WORK TO COMPLETE: Copy each line of the records that holds the string "series".
* * * * * * * * *
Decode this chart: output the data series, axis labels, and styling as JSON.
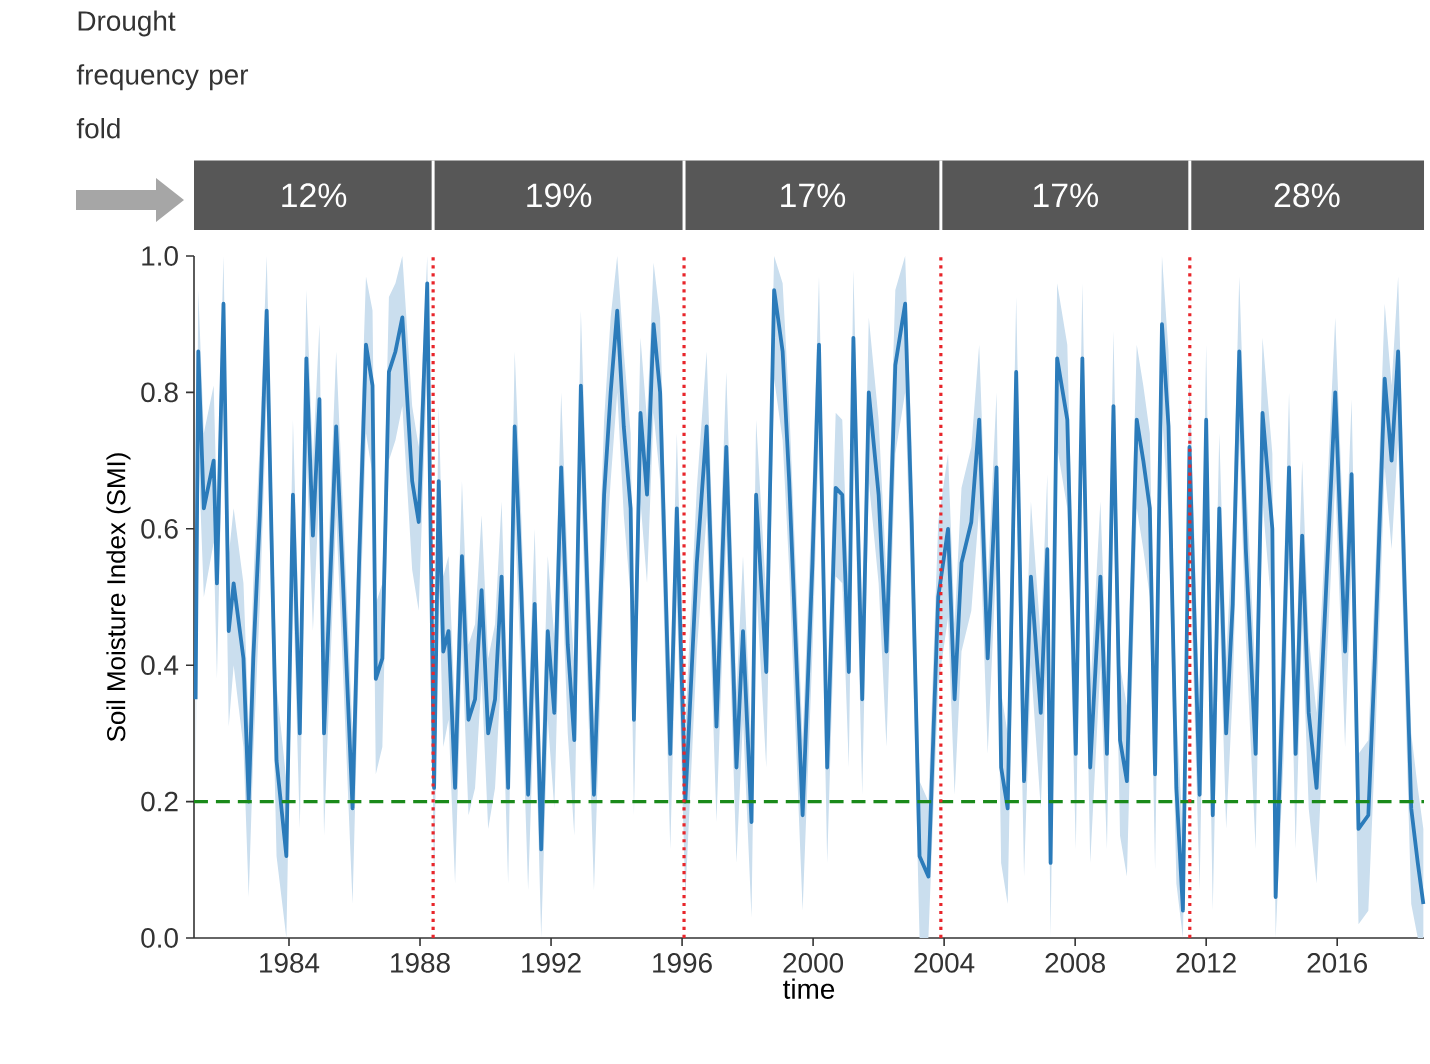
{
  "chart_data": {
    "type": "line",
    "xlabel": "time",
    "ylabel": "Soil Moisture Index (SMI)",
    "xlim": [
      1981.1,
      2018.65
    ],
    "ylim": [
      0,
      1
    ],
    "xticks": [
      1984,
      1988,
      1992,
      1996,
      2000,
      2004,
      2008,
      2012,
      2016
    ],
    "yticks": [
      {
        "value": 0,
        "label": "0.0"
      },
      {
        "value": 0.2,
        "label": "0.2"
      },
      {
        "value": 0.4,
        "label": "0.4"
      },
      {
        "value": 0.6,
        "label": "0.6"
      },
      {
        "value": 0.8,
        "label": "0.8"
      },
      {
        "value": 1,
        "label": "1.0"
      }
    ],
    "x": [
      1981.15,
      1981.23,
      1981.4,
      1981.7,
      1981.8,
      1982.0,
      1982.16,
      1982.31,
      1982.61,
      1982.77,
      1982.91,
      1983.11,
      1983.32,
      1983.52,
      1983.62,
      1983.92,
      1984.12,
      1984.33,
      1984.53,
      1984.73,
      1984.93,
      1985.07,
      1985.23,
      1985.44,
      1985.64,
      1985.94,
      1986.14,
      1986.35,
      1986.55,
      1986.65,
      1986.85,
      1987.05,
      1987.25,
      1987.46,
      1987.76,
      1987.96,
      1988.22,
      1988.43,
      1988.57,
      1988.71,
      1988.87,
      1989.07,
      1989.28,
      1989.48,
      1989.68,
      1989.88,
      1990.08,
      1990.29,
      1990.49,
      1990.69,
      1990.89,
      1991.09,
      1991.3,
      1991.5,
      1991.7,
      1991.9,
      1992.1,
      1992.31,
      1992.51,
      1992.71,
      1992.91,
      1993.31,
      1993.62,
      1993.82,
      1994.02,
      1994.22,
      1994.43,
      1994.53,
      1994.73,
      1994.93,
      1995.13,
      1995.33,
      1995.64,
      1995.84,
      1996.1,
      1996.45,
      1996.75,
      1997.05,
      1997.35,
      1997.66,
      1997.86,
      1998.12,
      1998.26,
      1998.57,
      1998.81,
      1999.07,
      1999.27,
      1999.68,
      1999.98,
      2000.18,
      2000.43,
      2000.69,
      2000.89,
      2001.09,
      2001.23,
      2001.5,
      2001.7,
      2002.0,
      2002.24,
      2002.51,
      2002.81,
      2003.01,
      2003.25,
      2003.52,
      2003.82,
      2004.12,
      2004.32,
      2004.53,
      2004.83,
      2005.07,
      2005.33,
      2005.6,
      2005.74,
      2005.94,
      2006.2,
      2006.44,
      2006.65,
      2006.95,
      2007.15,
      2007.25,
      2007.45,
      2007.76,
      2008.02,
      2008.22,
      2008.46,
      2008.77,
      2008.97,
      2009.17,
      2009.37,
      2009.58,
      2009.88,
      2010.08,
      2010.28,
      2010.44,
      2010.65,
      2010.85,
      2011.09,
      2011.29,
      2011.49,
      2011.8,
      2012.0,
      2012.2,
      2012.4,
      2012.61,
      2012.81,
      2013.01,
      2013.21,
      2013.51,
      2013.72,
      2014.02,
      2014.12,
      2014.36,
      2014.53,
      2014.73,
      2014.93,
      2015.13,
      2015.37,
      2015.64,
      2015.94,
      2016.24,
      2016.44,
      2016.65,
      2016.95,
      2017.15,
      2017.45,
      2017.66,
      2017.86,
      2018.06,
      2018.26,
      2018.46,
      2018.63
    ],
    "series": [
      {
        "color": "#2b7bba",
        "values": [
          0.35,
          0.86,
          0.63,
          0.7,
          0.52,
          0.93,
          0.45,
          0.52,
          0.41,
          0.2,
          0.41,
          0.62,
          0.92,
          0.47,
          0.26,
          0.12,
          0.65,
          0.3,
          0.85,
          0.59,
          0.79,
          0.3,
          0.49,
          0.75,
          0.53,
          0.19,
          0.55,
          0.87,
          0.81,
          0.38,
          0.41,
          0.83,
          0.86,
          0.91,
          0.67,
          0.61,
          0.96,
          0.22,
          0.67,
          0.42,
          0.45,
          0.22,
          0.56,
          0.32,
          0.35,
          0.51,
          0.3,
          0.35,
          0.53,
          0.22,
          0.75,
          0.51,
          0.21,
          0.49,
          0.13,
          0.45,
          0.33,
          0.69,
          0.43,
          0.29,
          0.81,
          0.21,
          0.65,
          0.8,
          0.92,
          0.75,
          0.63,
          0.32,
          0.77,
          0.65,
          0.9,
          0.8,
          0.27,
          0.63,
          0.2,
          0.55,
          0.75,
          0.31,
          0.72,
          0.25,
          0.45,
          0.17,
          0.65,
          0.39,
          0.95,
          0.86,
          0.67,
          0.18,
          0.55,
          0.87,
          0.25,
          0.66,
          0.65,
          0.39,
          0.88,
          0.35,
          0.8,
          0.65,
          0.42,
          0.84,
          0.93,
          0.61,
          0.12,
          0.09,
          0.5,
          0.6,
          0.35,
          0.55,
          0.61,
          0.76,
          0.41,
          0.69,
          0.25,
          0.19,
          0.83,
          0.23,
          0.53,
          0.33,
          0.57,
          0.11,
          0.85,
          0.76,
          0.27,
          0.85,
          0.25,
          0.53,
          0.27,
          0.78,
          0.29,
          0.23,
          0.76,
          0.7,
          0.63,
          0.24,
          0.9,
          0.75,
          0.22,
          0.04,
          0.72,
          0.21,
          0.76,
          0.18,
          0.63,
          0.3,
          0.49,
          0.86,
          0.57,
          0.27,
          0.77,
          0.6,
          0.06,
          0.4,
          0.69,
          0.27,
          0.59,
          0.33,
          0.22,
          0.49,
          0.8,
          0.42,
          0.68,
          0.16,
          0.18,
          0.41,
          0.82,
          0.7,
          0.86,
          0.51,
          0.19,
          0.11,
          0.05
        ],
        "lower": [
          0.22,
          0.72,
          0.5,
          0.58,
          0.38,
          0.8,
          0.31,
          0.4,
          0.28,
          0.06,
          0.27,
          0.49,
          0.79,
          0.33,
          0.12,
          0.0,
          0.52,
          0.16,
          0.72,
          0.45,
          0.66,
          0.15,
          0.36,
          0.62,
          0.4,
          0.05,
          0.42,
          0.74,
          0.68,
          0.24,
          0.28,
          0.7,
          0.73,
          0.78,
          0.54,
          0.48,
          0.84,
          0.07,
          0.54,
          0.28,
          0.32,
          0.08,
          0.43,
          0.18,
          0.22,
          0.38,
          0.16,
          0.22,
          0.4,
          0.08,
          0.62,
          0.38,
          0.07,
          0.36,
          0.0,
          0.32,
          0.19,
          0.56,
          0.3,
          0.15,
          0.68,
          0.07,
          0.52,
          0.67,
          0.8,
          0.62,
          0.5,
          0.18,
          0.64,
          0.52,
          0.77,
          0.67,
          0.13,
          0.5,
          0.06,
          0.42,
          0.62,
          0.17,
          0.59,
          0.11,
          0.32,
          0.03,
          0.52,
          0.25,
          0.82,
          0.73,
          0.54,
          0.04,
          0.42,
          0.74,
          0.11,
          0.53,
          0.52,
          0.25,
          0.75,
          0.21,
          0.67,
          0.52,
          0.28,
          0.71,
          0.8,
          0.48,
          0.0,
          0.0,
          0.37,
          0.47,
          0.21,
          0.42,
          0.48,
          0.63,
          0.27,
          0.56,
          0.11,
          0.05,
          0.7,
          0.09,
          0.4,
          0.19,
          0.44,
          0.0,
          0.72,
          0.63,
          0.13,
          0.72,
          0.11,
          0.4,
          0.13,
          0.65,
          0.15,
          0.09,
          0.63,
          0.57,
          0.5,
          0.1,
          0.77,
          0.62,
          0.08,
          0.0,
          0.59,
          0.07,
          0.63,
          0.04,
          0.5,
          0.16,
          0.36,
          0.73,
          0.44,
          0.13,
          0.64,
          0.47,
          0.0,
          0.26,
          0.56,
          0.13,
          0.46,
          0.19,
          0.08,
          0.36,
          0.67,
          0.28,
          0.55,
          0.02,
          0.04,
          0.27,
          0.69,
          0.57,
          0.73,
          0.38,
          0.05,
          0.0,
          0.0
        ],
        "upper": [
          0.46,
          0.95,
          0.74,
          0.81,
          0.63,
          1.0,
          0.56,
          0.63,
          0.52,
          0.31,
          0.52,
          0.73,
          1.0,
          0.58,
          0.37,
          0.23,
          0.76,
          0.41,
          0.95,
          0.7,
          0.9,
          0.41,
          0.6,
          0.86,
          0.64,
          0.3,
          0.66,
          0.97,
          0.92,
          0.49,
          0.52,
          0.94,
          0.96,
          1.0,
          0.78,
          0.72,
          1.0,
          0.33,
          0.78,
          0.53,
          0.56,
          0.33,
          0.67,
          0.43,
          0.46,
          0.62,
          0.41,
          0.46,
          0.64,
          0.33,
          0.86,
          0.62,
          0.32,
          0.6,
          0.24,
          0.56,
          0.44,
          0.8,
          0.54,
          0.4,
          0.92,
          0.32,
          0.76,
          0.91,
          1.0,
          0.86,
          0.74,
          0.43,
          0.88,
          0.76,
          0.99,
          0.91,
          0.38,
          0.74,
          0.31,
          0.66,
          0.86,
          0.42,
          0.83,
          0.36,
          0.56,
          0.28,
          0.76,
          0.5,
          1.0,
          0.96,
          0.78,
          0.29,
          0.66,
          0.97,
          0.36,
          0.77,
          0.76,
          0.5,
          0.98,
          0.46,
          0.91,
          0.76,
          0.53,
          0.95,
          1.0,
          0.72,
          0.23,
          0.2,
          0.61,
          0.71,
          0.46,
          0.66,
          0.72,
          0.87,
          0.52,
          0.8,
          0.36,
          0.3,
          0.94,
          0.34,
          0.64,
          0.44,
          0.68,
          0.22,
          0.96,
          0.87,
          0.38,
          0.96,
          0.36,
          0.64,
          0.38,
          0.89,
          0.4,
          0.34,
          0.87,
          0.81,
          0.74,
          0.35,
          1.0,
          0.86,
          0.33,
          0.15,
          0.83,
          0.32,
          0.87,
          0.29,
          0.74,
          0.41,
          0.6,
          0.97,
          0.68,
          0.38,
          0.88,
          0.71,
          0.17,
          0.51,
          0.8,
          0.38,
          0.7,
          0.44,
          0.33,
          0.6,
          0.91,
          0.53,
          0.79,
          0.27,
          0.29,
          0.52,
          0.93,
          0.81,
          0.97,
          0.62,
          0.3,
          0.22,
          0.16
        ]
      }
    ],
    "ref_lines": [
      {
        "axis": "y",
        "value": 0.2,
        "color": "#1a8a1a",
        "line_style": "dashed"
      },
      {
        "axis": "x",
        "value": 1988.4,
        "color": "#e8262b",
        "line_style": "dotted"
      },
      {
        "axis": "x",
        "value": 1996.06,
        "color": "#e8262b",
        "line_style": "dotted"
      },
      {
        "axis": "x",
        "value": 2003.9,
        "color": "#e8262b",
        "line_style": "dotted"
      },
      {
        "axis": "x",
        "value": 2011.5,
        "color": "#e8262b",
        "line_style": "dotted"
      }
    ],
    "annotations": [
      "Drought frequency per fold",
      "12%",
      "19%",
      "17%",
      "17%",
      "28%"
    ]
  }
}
* * * * * * * * *
ANSWER TO THE TASK:
Decode this chart: output the data series, axis labels, and styling as JSON.
    "series": [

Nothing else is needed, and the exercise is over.